++++ Texte à lire ++++

Godard (la biographie)

Le mercredi 14 avril 2010, par Laurent Sapir

Sacré Jean-Luc ! Alors que le futur réalisateur de "A Bout de Souffle" est parvenu à faire son trou dans "Les Cahiers du Cinéma", le voilà soudainement qui s'enfuit avec la caisse de   la prestigieuse revue... Cette image de Jean-Luc Godard kleptomane (il pique aussi des livres rares à sa famille) poursuit le lecteur au fil des 900 pages qu'Antoine de Baecque vient de consacrer au plus fascinant des cinéastes français...

Car Godard vole, dans tous les sens du terme...  A la fois drôle d'oiseau et gentleman cambrioleur, ses films ailés chapardent   à droite et à gauche, caviardent l'air du temps, charcutent diverses disciplines... Entre auberge espagnole et cocktail molotov, la Godardie est un patchwork permanent, une impureté clinique, un Alien protéiforme, une alchimie pulsative qui raconte les humeurs du coeur et les mouvements de la société en fonçant droit dans toutes les tempêtes qui, sur plusieurs décennies, ont agité la maison France.

Et en même temps, parce que "Le Mépris", "Pierrot le fou" et autres "Chinoise" nous ont tellement aidés à vivre, parce que ces oeuvres follement datées ne parviendront jamais, paradoxalement, à prendre la moindre ride, il faut bien admettre le caractère unique et singulier d'une telle filmographie. Antoine de Baecque en décrypte avec force les marques les plus visibles. Jean Seberg, Brigitte Bardot, Anna Karina... C'est d'abord au féminin pluriel que le travelling version Godard a commencé à être une affaire de morale.. L'Algérie, le VietNam, Mai 68... C'est aussi parce qu'il s'est toujours nourri de l'Histoire lorsqu'elle prenait une majuscule que JLG est devenu incontournable.

Cela ne va pas sans éclats, mais s'il n'y a pas d'éclats, il n'y a pas Godard... Antoine de Baecque raconte un type souvent odieux, et encore plus souvent malheureux... A trop bouffer du présent, à trop vouloir se miroiter dans le miroir de l'époque, l'auteur de "Bande à part " multiplie les ruptures. Il veille surtout, par on ne sait quelle tortueuse et bouillante tournure de l'esprit, à se donner fréquemment le mauvais rôle. Lorsqu'il est question de faire paraître la correspondance post-mortem de François Truffaut, l'éditrice du livre téléphone à Godard pour solliciter son feu vert au sujet d'une missive "historique" que le réalisateur des "400 coups" avait envoyée à son vieux pote au pire moment de leurs relations... Truffaut avait alors lessivé un Godard trop imbu de lui-même en le traitant de "merde sur un socle"... Quelques quinze ans plus tard, au bout du fil, et à chaque passage de la lettre en question, à chaque rappel de tous les motifs de dispute entre les deux anciens comparses de la Nouvelle Vague, l'éditrice entend  JLG chuchoter : "c'est vrai, c'est vrai"...

++++ Données fournies ++++

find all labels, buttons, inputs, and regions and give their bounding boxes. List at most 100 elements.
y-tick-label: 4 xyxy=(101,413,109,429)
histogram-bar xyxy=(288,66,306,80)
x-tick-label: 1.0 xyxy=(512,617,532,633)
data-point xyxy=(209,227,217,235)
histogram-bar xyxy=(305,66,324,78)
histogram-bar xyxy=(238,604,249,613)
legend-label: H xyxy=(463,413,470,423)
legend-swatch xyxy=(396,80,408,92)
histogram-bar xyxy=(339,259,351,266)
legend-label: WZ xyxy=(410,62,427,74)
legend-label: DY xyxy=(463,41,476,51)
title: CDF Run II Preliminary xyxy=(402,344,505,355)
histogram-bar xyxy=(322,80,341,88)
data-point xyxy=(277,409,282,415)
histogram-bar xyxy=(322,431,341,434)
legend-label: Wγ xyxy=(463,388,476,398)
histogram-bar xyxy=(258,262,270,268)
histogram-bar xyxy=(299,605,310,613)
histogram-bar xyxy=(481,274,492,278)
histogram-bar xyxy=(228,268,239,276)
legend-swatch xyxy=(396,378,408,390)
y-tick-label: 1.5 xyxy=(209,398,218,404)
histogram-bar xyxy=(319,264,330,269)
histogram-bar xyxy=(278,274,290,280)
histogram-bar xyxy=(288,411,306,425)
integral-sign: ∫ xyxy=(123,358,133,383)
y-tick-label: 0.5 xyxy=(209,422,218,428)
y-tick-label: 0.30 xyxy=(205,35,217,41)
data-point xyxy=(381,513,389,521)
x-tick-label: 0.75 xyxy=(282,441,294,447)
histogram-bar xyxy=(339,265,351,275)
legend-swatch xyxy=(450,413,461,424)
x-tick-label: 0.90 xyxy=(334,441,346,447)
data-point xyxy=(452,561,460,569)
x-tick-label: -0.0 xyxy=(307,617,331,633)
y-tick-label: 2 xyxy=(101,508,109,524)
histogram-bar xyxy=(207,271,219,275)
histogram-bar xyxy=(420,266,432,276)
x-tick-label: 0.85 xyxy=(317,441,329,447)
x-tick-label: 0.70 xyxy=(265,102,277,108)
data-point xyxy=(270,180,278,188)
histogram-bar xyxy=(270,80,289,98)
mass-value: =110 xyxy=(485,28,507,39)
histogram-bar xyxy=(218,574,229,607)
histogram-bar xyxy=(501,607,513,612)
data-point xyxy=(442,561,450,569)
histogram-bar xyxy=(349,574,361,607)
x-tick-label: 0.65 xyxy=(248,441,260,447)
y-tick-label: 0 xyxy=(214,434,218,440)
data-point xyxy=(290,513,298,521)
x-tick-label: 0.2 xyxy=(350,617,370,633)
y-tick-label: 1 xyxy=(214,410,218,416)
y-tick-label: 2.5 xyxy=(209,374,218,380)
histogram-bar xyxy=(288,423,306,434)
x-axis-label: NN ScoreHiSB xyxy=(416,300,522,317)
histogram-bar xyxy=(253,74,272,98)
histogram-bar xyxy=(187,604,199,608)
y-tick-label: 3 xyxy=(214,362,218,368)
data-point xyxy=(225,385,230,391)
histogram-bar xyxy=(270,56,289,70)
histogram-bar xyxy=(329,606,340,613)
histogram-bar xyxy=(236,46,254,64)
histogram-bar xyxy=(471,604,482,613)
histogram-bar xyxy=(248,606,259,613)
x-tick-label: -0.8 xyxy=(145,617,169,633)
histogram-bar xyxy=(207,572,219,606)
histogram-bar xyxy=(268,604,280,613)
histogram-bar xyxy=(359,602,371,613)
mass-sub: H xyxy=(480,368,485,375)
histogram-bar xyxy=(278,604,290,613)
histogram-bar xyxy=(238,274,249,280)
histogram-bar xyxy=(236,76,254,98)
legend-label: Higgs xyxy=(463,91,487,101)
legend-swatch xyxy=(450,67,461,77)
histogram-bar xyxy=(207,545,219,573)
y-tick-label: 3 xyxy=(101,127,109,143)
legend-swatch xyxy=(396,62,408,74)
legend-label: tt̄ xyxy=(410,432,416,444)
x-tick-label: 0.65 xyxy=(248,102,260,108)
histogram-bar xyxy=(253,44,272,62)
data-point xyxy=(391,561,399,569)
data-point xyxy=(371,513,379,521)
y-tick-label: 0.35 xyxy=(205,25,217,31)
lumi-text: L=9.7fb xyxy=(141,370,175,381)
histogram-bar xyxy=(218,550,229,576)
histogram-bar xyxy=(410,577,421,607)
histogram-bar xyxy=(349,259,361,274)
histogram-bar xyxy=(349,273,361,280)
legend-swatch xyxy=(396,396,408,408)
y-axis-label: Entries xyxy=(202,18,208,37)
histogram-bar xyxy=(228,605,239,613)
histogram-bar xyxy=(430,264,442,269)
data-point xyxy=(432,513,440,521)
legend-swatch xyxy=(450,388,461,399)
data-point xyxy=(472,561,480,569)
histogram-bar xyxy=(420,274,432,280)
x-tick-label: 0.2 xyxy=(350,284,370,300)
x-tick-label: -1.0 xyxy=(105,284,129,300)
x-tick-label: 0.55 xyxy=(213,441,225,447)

++++

But de l'exercice: Traduisez en anglais la phrase suivante, tirée du texte sur la biographie de Godard : « Antoine de Baecque en décrypte avec force les marques les plus visibles. » On peut se passer entièrement des données.

Réponse finale: Antoine de Baecque forcefully deciphers its most visible hallmarks.